With a subtle shift in the back-to-school landscape from clothes and books to high-tech gadgets, it seemed only natural that companies selling computers would be in store for strong earnings. Not quite.

Several direct-to-consumer computer companies took a beating on the stock market last month as some of the lowest prices ever seen for computers failed to produce profitable volumes.

Dell Computer dropped 13.32 percent in this month's DM News Portfolio while Gateway tumbled 27.52 percent. Only PC Mall seemed to buck the trend with a 25.65 percent increase, but that's after the company reported a second-quarter loss at the beginning of August. PC Mall's profit margin actually dropped to 11.3 percent from 13.1 percent a year ago.

For the second quarter, Dell said it missed revenue estimates by $300 million. The main culprit: low-cost computers. Mona Eraiba, managing director with Rosetta Group Research, said Dell's problem is basically a pricing issue.

“It's a tricky problem,” Eraiba said. “When they lowered the price, the volume did not respond.”

Indeed, consumers looking to snatch up bare-bones computers — particularly desktops — may not get better deals. Last week a Dell Dimension Desktop with a free printer cost just $299 while a Gateway 3310S sold for $399. Laptop computers, which traditionally are priced much higher, also are relatively inexpensive. A Dell notebook computer started at only $549 last week. Gateway is offering notebooks for $599.

Robust competition among computer sellers and declines in the cost of technology have forced companies to slash prices on computers, which in turn has cut into profit margins. When Gateway said last month that it missed sales and earnings estimates for the second quarter, president/CEO Wayne Inouye blamed “competitive pressures” on the company's growth margins, though he did say the company's long-term goals remained intact.

Eraiba said the computer industry as a whole is shifting from desktop- to notebook-based, which is affecting pricing and volume.

The direct-to-consumer PC landscape is not all negative as HP and Apple posted positive second-quarter results, and though the after-effects of Hurricane Katrina will be a wild card for companies across the economy, computer sellers should benefit from an increase in back-to-school sales.

The National Retail Federation expects $47.8 billion to be spent on back-to-school merchandise, ranking second only to the holiday season. A solid $8.2 billion is expected to be spent on electronics. Eraiba told CNN Money that back-to-school shopping will be key for direct sellers like Gateway and Dell.

“The biggest event right now is back-to-school, so there is a lot of push to capture this volume,” she said.

Dell also seemed unfazed by the market challenges, at least not enough to raise prices. CEO Kevin Rollins said in the company's earnings statement that continued steady purchase rates by corporate customers, the seasonal effect of back-to-school buying and continued growth in foreign markets will drive Dell's third-quarter business. Dell expects third-quarter revenue of $14.1 billion to $14.5 billion and earnings per share of 39 to 41 cents.

In other news, ValueClick (ticker symbol: VLCK) replaced DoubleClick in the portfolio after DoubleClick's acquisition by two private investment companies.

### Exercise aim
Check each statement against the article above on direct-to-consumer computer sellers: (a) Gateway's stock fell by a larger percentage than Dell's in the portfolio; (b) PC Mall's profit margin rose from a year earlier; (c) the National Retail Federation expects back-to-school spending to exceed holiday-season spending. Mark each yes or no and quote the words from the article that settle it.

### Supplied information
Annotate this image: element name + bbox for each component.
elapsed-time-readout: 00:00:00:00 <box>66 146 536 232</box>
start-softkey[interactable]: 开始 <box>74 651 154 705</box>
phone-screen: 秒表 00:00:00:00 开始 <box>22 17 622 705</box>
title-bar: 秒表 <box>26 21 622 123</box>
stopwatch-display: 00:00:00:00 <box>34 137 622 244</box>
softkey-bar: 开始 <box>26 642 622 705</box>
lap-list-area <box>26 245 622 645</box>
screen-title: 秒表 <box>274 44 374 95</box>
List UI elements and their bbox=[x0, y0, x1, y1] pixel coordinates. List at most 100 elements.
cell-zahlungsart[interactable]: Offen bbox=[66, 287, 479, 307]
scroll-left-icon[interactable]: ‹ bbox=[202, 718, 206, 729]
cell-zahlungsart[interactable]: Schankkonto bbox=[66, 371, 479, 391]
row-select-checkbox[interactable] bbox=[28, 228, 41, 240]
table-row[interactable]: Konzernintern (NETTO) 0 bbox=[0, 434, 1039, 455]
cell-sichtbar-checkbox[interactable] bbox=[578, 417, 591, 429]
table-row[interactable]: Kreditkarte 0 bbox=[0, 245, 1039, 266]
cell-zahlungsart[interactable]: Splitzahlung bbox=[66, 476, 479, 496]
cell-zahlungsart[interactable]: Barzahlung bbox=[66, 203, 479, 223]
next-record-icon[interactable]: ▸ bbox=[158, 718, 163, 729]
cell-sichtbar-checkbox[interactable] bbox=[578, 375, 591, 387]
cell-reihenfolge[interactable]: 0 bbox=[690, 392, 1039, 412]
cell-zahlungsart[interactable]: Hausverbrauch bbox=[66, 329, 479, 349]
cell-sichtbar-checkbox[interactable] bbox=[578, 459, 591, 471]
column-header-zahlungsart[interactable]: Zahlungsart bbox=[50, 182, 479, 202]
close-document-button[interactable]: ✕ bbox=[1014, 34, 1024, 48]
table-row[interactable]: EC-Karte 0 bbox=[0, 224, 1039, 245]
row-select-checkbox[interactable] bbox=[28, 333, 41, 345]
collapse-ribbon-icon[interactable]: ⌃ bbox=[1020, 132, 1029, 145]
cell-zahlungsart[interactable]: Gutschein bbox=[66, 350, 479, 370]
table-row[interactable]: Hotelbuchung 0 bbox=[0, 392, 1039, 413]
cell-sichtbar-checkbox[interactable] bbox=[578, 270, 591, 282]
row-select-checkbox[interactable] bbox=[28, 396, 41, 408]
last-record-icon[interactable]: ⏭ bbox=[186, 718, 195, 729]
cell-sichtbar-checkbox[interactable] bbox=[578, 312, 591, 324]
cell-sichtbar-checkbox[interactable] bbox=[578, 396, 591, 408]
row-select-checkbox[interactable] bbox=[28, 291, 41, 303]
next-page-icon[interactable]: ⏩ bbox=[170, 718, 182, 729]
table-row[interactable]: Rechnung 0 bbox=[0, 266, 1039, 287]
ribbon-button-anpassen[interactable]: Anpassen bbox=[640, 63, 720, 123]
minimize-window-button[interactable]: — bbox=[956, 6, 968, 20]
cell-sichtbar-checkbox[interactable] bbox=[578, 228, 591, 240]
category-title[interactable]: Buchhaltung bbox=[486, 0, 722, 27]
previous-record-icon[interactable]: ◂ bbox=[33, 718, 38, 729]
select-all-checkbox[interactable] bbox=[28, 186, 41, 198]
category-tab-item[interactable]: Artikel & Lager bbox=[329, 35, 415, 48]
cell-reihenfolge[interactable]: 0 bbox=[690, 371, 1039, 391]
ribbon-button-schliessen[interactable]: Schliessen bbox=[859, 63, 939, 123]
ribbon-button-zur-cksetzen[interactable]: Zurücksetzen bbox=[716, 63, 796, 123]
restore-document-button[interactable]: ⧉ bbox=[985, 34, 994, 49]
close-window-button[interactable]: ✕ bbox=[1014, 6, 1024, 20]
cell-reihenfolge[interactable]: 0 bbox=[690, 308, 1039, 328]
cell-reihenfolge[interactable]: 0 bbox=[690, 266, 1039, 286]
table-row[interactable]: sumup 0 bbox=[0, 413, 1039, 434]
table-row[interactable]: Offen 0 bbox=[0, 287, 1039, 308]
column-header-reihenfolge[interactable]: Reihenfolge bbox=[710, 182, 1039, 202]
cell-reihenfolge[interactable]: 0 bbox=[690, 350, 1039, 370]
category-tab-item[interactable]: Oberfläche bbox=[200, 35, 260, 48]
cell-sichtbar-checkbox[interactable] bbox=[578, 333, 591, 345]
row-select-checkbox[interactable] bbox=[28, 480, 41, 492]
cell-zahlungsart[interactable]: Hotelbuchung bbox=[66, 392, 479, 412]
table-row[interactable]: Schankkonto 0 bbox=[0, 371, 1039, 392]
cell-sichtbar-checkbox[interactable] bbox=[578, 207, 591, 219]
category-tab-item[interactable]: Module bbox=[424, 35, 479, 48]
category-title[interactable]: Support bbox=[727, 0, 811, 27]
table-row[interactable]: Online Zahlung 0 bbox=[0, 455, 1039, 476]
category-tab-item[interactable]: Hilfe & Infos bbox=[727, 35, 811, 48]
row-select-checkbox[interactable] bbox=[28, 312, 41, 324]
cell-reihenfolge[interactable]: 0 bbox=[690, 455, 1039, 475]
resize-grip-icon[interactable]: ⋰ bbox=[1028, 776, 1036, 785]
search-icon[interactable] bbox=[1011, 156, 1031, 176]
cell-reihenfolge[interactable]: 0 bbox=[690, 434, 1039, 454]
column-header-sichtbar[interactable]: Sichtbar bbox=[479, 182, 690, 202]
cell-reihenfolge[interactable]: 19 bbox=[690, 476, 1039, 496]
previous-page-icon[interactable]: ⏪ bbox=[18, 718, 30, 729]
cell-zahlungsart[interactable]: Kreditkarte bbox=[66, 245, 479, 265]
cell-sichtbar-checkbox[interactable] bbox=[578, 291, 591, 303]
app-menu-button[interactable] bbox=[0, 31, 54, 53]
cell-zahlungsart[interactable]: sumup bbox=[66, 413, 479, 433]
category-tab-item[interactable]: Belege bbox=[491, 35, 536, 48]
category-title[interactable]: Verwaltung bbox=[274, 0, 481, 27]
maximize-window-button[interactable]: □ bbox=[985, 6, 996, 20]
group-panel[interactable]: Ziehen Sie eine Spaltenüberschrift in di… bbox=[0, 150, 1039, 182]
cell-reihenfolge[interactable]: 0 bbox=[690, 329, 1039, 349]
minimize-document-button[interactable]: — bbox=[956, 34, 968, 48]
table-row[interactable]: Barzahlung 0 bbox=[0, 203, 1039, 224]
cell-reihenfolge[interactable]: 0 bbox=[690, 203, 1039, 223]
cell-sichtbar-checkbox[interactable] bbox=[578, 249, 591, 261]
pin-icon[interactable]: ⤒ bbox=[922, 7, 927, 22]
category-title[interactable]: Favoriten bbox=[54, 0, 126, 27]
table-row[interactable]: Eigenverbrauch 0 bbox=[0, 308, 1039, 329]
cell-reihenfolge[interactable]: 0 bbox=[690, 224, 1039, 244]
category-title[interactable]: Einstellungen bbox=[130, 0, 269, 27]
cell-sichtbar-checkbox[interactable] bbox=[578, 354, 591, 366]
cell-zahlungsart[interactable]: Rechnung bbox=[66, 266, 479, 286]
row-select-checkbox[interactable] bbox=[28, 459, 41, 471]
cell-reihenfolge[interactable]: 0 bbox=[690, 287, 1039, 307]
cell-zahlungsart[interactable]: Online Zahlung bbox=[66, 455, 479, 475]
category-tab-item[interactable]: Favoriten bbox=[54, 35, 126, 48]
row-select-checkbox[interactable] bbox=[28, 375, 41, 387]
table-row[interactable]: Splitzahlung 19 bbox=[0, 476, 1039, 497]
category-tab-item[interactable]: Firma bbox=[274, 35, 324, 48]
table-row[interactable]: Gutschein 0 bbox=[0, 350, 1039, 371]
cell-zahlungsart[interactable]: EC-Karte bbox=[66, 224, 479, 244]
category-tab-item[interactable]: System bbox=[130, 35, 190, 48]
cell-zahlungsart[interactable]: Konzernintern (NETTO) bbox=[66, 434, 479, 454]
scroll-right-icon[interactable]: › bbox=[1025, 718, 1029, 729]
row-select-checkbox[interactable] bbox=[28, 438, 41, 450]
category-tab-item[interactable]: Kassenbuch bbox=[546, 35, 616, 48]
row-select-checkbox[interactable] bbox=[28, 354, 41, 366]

### Answer box
(a) Yes: "Dell Computer dropped 13.32 percent in this month's DM News Portfolio while Gateway tumbled 27.52 percent."
(b) No: "PC Mall's profit margin actually dropped to 11.3 percent from 13.1 percent a year ago."
(c) No: "ranking second only to the holiday season."